--- Start DATA PROVIDED ---

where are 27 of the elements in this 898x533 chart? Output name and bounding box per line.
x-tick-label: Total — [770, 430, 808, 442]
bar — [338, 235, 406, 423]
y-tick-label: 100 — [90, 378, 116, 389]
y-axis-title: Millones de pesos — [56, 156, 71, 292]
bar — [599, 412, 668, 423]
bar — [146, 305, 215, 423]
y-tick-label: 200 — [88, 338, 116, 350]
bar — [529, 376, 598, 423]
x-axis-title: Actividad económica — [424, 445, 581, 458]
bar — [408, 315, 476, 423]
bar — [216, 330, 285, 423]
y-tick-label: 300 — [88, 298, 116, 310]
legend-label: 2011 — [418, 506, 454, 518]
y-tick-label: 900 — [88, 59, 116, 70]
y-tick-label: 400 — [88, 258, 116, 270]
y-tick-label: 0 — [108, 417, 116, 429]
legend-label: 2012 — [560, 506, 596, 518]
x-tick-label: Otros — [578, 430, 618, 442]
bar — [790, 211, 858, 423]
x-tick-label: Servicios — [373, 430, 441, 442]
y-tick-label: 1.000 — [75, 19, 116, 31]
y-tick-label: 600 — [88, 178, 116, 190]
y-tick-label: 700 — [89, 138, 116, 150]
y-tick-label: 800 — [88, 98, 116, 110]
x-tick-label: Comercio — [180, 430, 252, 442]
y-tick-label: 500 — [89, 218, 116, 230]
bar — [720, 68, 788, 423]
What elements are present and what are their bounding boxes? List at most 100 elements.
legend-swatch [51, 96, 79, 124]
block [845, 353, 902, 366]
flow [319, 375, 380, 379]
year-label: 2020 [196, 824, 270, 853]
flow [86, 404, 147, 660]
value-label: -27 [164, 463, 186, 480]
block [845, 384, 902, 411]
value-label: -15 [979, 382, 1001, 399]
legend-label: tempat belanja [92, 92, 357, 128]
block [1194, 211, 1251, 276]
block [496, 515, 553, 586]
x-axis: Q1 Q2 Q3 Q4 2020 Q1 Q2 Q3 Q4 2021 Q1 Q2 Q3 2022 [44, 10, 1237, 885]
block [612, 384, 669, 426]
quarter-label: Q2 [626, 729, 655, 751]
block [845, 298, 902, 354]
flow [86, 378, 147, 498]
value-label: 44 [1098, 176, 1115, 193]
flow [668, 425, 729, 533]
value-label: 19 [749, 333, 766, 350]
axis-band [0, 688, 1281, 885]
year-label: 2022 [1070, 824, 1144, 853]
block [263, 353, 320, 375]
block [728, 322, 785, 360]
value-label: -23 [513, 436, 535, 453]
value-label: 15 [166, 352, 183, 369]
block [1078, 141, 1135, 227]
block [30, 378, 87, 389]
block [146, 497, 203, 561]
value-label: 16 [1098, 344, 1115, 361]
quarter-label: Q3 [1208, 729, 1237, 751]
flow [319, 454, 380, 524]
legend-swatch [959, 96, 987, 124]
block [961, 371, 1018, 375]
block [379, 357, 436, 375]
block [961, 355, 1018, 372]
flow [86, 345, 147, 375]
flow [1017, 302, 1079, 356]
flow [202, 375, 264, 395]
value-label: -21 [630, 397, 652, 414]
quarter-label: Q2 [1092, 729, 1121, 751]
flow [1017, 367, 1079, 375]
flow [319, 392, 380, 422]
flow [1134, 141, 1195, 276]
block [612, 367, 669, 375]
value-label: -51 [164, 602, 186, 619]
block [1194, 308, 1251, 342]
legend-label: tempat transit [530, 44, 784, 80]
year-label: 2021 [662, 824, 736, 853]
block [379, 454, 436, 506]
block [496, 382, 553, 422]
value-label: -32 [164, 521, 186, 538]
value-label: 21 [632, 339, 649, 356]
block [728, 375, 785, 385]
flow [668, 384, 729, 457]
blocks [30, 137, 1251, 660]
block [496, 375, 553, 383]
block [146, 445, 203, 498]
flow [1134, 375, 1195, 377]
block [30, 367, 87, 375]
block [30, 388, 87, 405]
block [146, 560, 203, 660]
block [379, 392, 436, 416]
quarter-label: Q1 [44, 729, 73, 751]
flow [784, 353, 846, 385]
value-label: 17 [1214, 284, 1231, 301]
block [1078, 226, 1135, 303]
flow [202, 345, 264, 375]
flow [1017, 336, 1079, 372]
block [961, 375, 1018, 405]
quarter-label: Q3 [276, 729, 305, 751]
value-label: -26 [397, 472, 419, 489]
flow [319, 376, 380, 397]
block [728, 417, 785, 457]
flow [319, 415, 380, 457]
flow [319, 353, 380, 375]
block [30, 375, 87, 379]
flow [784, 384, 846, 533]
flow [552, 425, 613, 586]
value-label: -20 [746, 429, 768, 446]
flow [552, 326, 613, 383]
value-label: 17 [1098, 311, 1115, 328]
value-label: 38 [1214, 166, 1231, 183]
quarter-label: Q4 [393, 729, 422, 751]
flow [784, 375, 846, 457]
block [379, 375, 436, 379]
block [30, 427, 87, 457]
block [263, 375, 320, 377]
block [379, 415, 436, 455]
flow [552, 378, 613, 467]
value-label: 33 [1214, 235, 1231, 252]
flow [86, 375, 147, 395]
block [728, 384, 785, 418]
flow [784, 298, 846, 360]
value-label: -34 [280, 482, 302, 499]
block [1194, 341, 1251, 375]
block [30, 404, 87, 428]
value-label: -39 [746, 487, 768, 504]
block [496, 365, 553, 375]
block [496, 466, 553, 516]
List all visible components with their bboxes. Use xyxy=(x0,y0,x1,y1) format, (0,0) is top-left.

--- End DATA PROVIDED ---
--- Start DATA PROVIDED ---

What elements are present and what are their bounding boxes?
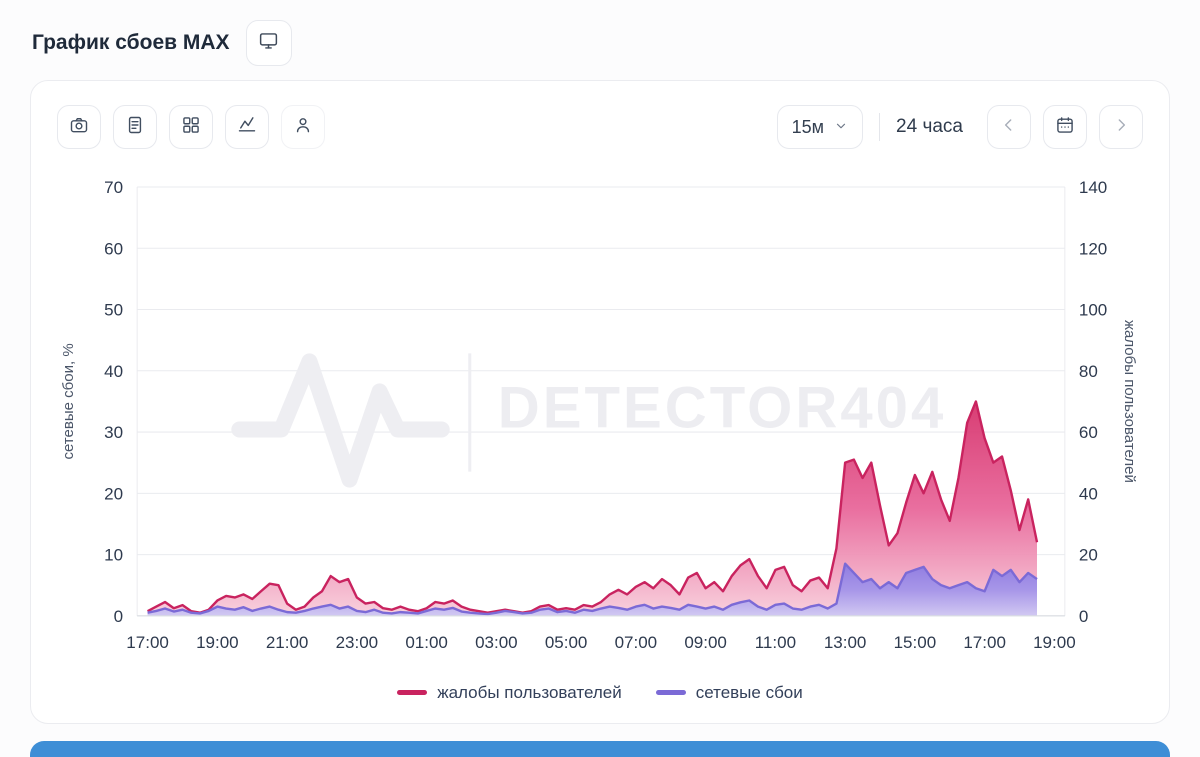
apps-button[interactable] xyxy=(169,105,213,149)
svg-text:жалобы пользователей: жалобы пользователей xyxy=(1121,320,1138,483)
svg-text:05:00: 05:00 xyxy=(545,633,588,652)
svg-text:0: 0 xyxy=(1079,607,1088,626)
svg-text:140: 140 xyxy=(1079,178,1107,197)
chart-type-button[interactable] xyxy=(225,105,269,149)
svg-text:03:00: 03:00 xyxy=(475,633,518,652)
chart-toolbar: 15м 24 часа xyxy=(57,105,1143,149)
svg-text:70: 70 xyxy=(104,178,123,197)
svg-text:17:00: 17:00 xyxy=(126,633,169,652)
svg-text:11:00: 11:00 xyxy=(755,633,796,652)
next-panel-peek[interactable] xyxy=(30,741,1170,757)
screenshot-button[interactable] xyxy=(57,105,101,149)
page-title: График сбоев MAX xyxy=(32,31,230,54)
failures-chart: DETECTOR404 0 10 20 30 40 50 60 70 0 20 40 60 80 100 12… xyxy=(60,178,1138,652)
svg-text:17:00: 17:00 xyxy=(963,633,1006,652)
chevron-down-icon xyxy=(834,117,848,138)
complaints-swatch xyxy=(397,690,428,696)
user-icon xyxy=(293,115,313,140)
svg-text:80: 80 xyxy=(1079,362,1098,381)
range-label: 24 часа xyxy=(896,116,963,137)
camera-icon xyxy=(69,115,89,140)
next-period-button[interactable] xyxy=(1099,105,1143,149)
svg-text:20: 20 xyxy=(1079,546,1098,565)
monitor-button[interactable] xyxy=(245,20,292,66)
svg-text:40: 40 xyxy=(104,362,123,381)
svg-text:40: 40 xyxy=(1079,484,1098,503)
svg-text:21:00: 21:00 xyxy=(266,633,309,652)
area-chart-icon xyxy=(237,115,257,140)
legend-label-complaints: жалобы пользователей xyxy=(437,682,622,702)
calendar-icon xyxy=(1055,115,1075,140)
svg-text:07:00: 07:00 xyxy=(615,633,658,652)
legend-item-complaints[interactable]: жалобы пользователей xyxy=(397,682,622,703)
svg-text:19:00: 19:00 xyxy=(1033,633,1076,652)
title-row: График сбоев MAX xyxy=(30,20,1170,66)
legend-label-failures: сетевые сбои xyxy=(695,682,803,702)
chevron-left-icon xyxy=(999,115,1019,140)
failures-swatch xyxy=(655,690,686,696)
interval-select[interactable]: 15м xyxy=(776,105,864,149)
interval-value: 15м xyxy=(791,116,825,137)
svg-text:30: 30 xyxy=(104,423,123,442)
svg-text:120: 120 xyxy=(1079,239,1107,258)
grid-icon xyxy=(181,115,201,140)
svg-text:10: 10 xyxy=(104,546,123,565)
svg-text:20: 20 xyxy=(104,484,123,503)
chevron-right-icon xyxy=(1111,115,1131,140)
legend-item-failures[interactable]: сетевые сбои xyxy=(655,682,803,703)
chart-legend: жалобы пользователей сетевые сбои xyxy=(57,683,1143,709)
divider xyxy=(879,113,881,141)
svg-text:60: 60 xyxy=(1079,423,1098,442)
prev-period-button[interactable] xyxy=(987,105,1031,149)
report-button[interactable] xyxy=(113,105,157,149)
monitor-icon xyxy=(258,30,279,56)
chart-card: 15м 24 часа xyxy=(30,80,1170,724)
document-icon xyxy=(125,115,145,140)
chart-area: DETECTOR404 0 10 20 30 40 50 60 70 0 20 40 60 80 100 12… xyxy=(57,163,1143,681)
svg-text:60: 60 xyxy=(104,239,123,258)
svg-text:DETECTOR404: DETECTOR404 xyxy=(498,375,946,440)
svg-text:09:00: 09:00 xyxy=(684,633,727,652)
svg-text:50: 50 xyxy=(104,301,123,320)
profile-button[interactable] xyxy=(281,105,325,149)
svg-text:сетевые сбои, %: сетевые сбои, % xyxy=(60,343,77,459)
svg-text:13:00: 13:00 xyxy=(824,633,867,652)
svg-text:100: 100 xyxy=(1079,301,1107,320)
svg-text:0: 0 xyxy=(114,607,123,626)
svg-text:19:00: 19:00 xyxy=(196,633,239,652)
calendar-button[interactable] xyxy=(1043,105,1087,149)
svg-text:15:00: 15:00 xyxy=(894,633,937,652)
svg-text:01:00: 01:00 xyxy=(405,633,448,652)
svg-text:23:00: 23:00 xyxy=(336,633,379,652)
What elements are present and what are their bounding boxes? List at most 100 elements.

--- End DATA PROVIDED ---
--- Start DATA PROVIDED ---

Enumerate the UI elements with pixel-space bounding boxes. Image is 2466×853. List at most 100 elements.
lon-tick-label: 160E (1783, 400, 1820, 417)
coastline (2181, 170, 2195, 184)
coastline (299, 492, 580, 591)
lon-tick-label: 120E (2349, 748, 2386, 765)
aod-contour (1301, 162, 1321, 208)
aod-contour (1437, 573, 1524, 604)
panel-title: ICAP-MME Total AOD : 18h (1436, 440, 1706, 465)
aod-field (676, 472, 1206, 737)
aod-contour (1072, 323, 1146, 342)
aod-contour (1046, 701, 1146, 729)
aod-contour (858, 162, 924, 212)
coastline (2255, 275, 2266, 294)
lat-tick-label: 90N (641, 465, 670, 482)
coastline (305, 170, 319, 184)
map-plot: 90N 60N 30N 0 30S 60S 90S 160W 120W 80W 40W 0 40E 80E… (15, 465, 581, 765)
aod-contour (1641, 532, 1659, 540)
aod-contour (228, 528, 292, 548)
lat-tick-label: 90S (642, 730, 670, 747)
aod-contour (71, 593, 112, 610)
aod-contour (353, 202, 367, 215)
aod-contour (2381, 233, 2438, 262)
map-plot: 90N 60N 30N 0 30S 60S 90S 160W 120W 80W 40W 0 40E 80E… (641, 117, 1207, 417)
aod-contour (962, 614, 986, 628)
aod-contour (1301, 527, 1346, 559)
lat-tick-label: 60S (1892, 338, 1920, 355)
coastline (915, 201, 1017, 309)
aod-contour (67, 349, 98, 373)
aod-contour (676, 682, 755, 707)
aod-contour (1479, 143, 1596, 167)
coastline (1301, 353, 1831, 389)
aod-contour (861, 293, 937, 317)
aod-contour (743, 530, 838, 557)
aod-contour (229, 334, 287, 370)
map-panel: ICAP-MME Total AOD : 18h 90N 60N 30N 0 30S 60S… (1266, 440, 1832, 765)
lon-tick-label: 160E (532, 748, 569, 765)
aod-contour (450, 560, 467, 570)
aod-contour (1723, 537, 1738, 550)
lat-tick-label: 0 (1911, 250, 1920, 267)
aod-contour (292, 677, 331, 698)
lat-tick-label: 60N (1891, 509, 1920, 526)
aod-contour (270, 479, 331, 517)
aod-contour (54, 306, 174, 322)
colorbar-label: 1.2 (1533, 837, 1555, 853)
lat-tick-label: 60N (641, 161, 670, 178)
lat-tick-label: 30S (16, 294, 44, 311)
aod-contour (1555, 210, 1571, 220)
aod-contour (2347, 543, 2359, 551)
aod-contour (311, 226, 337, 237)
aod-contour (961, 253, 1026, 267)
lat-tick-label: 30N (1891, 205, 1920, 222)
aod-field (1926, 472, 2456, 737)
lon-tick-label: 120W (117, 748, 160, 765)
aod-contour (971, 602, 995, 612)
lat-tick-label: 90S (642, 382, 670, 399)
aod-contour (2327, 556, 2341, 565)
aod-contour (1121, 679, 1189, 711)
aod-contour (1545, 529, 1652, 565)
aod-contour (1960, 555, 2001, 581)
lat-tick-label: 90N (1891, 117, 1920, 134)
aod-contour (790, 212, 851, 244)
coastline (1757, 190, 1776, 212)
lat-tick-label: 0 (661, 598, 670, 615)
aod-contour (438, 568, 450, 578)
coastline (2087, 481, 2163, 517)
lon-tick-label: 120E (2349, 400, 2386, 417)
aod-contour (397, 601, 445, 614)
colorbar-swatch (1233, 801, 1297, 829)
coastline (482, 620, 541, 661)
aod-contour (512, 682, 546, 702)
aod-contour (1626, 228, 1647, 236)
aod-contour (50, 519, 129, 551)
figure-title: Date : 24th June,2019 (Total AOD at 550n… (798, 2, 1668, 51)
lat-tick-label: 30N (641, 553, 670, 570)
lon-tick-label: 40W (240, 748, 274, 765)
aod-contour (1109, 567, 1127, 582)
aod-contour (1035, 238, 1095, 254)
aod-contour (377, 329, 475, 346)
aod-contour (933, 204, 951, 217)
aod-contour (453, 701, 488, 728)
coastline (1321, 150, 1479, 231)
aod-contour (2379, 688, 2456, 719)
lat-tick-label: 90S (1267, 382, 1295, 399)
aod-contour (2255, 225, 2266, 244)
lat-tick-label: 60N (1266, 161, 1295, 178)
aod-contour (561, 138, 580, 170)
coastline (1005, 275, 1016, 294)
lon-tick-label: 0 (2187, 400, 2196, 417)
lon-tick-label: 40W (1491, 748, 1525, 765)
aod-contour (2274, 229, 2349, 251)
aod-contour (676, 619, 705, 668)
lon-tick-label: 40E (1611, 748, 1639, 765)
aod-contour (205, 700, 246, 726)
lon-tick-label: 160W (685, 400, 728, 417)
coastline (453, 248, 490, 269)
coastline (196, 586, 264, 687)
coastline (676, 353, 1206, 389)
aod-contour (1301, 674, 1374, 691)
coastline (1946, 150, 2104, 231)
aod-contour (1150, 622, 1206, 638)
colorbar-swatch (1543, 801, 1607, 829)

--- End DATA PROVIDED ---

* _TASK DESCRIPTION_:
Please reproduce the records verbatim, from the line containing "Enumerate the UI" through the line containing "aod-contour (858, 162, 924, 212)", inclusive.

* _CORRECT OUTPUT_:
Enumerate the UI elements with pixel-space bounding boxes. Image is 2466×853. List at most 100 elements.
lon-tick-label: 160E (1783, 400, 1820, 417)
coastline (2181, 170, 2195, 184)
coastline (299, 492, 580, 591)
lon-tick-label: 120E (2349, 748, 2386, 765)
aod-contour (1301, 162, 1321, 208)
aod-contour (1437, 573, 1524, 604)
panel-title: ICAP-MME Total AOD : 18h (1436, 440, 1706, 465)
aod-field (676, 472, 1206, 737)
aod-contour (1072, 323, 1146, 342)
aod-contour (1046, 701, 1146, 729)
aod-contour (858, 162, 924, 212)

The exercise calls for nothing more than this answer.